» Task prompt
Print the entire listing. Each line must match the original exactly.

(Dataset entries)
◆ ◆ ◆

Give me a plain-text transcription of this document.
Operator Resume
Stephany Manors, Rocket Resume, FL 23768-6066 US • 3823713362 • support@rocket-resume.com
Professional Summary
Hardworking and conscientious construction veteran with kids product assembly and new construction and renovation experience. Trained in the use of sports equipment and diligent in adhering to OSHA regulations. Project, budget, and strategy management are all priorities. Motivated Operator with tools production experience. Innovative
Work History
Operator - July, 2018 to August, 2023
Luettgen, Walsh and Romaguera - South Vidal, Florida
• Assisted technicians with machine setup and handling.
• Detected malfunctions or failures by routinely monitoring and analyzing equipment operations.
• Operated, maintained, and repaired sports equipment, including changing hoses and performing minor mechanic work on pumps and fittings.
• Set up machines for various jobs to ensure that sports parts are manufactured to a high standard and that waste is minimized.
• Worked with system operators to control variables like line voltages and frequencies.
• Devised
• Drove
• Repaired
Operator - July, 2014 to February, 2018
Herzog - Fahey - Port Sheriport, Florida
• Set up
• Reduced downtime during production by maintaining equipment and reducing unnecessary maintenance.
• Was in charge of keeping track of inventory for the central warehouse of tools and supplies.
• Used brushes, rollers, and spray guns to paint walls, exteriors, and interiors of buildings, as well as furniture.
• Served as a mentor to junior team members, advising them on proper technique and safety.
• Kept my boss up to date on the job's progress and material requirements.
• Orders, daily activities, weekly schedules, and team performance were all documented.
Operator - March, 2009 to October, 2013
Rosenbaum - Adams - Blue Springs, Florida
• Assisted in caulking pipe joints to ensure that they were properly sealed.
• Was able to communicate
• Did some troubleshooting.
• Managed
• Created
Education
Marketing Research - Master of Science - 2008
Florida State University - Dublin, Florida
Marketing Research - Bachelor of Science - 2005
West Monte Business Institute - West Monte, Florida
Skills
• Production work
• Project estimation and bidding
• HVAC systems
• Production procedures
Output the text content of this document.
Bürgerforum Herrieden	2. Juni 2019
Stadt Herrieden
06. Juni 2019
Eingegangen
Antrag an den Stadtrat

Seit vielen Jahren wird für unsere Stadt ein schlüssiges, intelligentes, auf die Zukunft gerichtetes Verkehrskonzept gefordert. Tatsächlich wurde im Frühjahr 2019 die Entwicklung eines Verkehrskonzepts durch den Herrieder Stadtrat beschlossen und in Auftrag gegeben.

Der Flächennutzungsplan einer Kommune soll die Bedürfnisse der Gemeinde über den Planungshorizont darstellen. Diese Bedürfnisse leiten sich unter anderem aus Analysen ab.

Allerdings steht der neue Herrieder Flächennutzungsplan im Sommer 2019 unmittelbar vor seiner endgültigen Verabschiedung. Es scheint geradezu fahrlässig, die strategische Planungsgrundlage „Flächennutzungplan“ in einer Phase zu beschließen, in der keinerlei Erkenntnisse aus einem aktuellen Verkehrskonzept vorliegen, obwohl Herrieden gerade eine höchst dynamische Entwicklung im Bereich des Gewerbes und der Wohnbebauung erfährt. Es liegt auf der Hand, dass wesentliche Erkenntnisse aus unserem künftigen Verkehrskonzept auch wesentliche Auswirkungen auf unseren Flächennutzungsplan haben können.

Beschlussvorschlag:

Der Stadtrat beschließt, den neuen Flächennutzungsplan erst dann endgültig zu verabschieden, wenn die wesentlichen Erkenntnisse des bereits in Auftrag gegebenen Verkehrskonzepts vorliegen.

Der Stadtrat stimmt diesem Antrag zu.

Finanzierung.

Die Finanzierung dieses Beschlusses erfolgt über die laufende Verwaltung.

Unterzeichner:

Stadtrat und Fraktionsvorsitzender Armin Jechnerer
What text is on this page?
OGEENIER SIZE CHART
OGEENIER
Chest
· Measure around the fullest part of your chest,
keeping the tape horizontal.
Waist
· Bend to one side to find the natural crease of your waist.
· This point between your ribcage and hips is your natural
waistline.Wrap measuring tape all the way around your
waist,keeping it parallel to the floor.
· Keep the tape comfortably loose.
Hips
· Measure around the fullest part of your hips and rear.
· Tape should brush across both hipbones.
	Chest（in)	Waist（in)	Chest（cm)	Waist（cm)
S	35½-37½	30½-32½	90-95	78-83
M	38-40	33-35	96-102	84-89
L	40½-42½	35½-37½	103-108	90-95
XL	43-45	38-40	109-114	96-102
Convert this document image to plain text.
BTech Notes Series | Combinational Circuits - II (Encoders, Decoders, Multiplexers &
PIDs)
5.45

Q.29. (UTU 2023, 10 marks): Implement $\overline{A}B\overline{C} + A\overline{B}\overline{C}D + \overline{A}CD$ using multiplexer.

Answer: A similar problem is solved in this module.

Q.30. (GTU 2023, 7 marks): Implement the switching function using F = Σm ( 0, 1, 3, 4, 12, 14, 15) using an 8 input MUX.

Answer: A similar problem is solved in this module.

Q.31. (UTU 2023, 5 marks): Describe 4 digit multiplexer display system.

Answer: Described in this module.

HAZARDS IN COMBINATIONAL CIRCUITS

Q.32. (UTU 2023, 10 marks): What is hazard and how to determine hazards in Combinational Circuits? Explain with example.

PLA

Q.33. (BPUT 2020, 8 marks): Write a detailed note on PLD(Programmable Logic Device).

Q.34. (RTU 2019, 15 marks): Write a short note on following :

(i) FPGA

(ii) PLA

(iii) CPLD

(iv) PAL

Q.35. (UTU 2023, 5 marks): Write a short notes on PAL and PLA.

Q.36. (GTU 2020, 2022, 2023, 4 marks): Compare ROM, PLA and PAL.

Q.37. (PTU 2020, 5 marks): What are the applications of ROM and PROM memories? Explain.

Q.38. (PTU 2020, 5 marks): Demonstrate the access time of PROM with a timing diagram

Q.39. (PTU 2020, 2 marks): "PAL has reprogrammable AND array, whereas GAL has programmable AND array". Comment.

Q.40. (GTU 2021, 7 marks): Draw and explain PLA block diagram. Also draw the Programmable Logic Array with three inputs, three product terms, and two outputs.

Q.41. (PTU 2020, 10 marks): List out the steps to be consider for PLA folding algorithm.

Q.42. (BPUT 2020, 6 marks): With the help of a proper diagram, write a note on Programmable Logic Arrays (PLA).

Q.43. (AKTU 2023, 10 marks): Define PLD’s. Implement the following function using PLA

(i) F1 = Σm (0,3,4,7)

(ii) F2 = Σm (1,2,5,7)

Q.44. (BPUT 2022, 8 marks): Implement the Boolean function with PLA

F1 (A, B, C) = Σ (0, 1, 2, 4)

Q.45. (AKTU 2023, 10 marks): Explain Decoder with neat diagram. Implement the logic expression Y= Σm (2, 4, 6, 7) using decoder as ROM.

◆ ◆ ◆

» Final result
Give me a plain-text transcription of this document.
Operator Resume
Stephany Manors, Rocket Resume, FL 23768-6066 US • 3823713362 • support@rocket-resume.com
Professional Summary
Hardworking and conscientious construction veteran with kids product assembly and new construction and renovation experience. Trained in the use of sports equipment and diligent in adhering to OSHA regulations. Project, budget, and strategy management are all priorities. Motivated Operator with tools production experience. Innovative
Work History
Operator - July, 2018 to August, 2023
Luettgen, Walsh and Romaguera - South Vidal, Florida
• Assisted technicians with machine setup and handling.
• Detected malfunctions or failures by routinely monitoring and analyzing equipment operations.
• Operated, maintained, and repaired sports equipment, including changing hoses and performing minor mechanic work on pumps and fittings.
• Set up machines for various jobs to ensure that sports parts are manufactured to a high standard and that waste is minimized.
• Worked with system operators to control variables like line voltages and frequencies.
• Devised
• Drove
• Repaired
Operator - July, 2014 to February, 2018
Herzog - Fahey - Port Sheriport, Florida
• Set up
• Reduced downtime during production by maintaining equipment and reducing unnecessary maintenance.
• Was in charge of keeping track of inventory for the central warehouse of tools and supplies.
• Used brushes, rollers, and spray guns to paint walls, exteriors, and interiors of buildings, as well as furniture.
• Served as a mentor to junior team members, advising them on proper technique and safety.
• Kept my boss up to date on the job's progress and material requirements.
• Orders, daily activities, weekly schedules, and team performance were all documented.
Operator - March, 2009 to October, 2013
Rosenbaum - Adams - Blue Springs, Florida
• Assisted in caulking pipe joints to ensure that they were properly sealed.
• Was able to communicate
• Did some troubleshooting.
• Managed
• Created
Education
Marketing Research - Master of Science - 2008
Florida State University - Dublin, Florida
Marketing Research - Bachelor of Science - 2005
West Monte Business Institute - West Monte, Florida
Skills
• Production work
• Project estimation and bidding
• HVAC systems
• Production procedures
Output the text content of this document.
Bürgerforum Herrieden	2. Juni 2019
Stadt Herrieden
06. Juni 2019
Eingegangen
Antrag an den Stadtrat

Seit vielen Jahren wird für unsere Stadt ein schlüssiges, intelligentes, auf die Zukunft gerichtetes Verkehrskonzept gefordert. Tatsächlich wurde im Frühjahr 2019 die Entwicklung eines Verkehrskonzepts durch den Herrieder Stadtrat beschlossen und in Auftrag gegeben.

Der Flächennutzungsplan einer Kommune soll die Bedürfnisse der Gemeinde über den Planungshorizont darstellen. Diese Bedürfnisse leiten sich unter anderem aus Analysen ab.

Allerdings steht der neue Herrieder Flächennutzungsplan im Sommer 2019 unmittelbar vor seiner endgültigen Verabschiedung. Es scheint geradezu fahrlässig, die strategische Planungsgrundlage „Flächennutzungplan“ in einer Phase zu beschließen, in der keinerlei Erkenntnisse aus einem aktuellen Verkehrskonzept vorliegen, obwohl Herrieden gerade eine höchst dynamische Entwicklung im Bereich des Gewerbes und der Wohnbebauung erfährt. Es liegt auf der Hand, dass wesentliche Erkenntnisse aus unserem künftigen Verkehrskonzept auch wesentliche Auswirkungen auf unseren Flächennutzungsplan haben können.

Beschlussvorschlag:

Der Stadtrat beschließt, den neuen Flächennutzungsplan erst dann endgültig zu verabschieden, wenn die wesentlichen Erkenntnisse des bereits in Auftrag gegebenen Verkehrskonzepts vorliegen.

Der Stadtrat stimmt diesem Antrag zu.

Finanzierung.

Die Finanzierung dieses Beschlusses erfolgt über die laufende Verwaltung.

Unterzeichner:

Stadtrat und Fraktionsvorsitzender Armin Jechnerer
What text is on this page?
OGEENIER SIZE CHART
OGEENIER
Chest
· Measure around the fullest part of your chest,
keeping the tape horizontal.
Waist
· Bend to one side to find the natural crease of your waist.
· This point between your ribcage and hips is your natural
waistline.Wrap measuring tape all the way around your
waist,keeping it parallel to the floor.
· Keep the tape comfortably loose.
Hips
· Measure around the fullest part of your hips and rear.
· Tape should brush across both hipbones.
	Chest（in)	Waist（in)	Chest（cm)	Waist（cm)
S	35½-37½	30½-32½	90-95	78-83
M	38-40	33-35	96-102	84-89
L	40½-42½	35½-37½	103-108	90-95
XL	43-45	38-40	109-114	96-102
Convert this document image to plain text.
BTech Notes Series | Combinational Circuits - II (Encoders, Decoders, Multiplexers &
PIDs)
5.45

Q.29. (UTU 2023, 10 marks): Implement $\overline{A}B\overline{C} + A\overline{B}\overline{C}D + \overline{A}CD$ using multiplexer.

Answer: A similar problem is solved in this module.

Q.30. (GTU 2023, 7 marks): Implement the switching function using F = Σm ( 0, 1, 3, 4, 12, 14, 15) using an 8 input MUX.

Answer: A similar problem is solved in this module.

Q.31. (UTU 2023, 5 marks): Describe 4 digit multiplexer display system.

Answer: Described in this module.

HAZARDS IN COMBINATIONAL CIRCUITS

Q.32. (UTU 2023, 10 marks): What is hazard and how to determine hazards in Combinational Circuits? Explain with example.

PLA

Q.33. (BPUT 2020, 8 marks): Write a detailed note on PLD(Programmable Logic Device).

Q.34. (RTU 2019, 15 marks): Write a short note on following :

(i) FPGA

(ii) PLA

(iii) CPLD

(iv) PAL

Q.35. (UTU 2023, 5 marks): Write a short notes on PAL and PLA.

Q.36. (GTU 2020, 2022, 2023, 4 marks): Compare ROM, PLA and PAL.

Q.37. (PTU 2020, 5 marks): What are the applications of ROM and PROM memories? Explain.

Q.38. (PTU 2020, 5 marks): Demonstrate the access time of PROM with a timing diagram

Q.39. (PTU 2020, 2 marks): "PAL has reprogrammable AND array, whereas GAL has programmable AND array". Comment.

Q.40. (GTU 2021, 7 marks): Draw and explain PLA block diagram. Also draw the Programmable Logic Array with three inputs, three product terms, and two outputs.

Q.41. (PTU 2020, 10 marks): List out the steps to be consider for PLA folding algorithm.

Q.42. (BPUT 2020, 6 marks): With the help of a proper diagram, write a note on Programmable Logic Arrays (PLA).

Q.43. (AKTU 2023, 10 marks): Define PLD’s. Implement the following function using PLA

(i) F1 = Σm (0,3,4,7)

(ii) F2 = Σm (1,2,5,7)

Q.44. (BPUT 2022, 8 marks): Implement the Boolean function with PLA

F1 (A, B, C) = Σ (0, 1, 2, 4)

Q.45. (AKTU 2023, 10 marks): Explain Decoder with neat diagram. Implement the logic expression Y= Σm (2, 4, 6, 7) using decoder as ROM.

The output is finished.